Part of a data file
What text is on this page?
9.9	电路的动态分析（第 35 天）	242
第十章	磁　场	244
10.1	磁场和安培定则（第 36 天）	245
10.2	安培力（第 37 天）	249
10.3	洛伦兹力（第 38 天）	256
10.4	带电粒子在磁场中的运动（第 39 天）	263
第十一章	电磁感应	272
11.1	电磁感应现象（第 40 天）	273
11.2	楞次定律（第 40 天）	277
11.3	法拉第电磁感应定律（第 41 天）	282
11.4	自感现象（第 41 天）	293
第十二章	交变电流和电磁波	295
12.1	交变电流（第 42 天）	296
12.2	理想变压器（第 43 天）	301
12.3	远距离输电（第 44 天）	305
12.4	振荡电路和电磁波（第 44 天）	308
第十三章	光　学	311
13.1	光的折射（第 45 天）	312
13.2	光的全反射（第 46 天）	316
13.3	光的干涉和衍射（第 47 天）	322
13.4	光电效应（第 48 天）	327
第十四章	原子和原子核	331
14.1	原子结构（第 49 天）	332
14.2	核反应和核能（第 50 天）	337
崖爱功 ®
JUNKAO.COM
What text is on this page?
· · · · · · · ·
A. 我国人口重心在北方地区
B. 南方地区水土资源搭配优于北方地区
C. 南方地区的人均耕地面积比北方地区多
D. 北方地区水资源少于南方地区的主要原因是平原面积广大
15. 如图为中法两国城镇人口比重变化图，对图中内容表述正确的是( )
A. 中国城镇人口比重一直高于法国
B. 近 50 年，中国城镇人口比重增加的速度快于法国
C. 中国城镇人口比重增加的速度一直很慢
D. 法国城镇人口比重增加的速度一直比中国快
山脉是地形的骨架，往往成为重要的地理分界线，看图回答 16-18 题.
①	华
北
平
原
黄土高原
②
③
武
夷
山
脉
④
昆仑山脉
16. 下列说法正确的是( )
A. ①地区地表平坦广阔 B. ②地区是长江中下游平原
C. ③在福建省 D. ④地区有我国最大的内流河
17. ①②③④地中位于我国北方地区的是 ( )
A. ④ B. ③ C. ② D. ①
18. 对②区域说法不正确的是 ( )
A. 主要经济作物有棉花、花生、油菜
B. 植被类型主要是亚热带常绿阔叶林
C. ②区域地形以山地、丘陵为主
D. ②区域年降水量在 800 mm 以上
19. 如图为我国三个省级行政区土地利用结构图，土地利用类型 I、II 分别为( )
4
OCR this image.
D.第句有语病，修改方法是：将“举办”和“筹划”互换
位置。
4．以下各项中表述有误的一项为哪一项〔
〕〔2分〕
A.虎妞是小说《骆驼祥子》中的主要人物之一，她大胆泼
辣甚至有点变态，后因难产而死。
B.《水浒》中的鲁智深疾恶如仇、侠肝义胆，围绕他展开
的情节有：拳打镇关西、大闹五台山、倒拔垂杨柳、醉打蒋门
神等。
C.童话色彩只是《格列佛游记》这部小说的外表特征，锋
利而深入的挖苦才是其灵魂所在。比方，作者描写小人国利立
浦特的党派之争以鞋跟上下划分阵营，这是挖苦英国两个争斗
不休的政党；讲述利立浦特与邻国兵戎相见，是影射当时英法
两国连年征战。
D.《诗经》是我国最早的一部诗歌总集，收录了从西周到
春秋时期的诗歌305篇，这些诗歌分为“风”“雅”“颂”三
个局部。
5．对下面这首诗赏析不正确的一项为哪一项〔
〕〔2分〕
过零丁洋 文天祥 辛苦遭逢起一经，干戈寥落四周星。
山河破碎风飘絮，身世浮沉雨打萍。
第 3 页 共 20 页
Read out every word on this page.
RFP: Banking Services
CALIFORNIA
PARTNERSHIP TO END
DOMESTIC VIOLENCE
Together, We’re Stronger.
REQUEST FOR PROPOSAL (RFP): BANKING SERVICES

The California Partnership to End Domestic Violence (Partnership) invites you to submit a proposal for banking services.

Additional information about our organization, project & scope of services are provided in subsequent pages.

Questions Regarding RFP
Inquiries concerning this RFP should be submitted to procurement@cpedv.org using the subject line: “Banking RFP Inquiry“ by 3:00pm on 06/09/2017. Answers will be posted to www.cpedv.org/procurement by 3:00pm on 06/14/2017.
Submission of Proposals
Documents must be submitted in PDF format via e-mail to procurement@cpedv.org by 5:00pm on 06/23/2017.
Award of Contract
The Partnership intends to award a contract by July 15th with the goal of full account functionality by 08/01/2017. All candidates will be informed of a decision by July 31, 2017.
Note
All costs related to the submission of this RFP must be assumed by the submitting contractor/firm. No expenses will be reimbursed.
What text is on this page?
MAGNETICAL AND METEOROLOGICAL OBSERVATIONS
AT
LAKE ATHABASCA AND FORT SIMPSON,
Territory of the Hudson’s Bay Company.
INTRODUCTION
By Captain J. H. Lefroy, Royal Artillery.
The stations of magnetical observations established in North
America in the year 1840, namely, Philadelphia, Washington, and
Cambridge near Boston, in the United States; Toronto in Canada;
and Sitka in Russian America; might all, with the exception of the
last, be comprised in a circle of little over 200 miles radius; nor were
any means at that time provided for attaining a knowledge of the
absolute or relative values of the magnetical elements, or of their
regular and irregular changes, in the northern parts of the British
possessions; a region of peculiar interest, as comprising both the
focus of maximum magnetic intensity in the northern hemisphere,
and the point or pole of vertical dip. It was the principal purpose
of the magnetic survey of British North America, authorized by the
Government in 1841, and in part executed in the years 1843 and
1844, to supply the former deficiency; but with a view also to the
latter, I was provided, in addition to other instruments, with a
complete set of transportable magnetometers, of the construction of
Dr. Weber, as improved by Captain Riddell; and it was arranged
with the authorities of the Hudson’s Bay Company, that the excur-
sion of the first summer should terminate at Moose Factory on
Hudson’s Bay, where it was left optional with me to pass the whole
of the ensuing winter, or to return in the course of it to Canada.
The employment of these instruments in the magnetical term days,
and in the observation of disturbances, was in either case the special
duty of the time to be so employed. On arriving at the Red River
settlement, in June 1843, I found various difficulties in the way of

**Work required**. Copy out each line of the entries that holds "provided".

**Output**.
Additional information about our organization, project & scope of services are provided in subsequent pages.
any means at that time provided for attaining a knowledge of the
latter, I was provided, in addition to other instruments, with a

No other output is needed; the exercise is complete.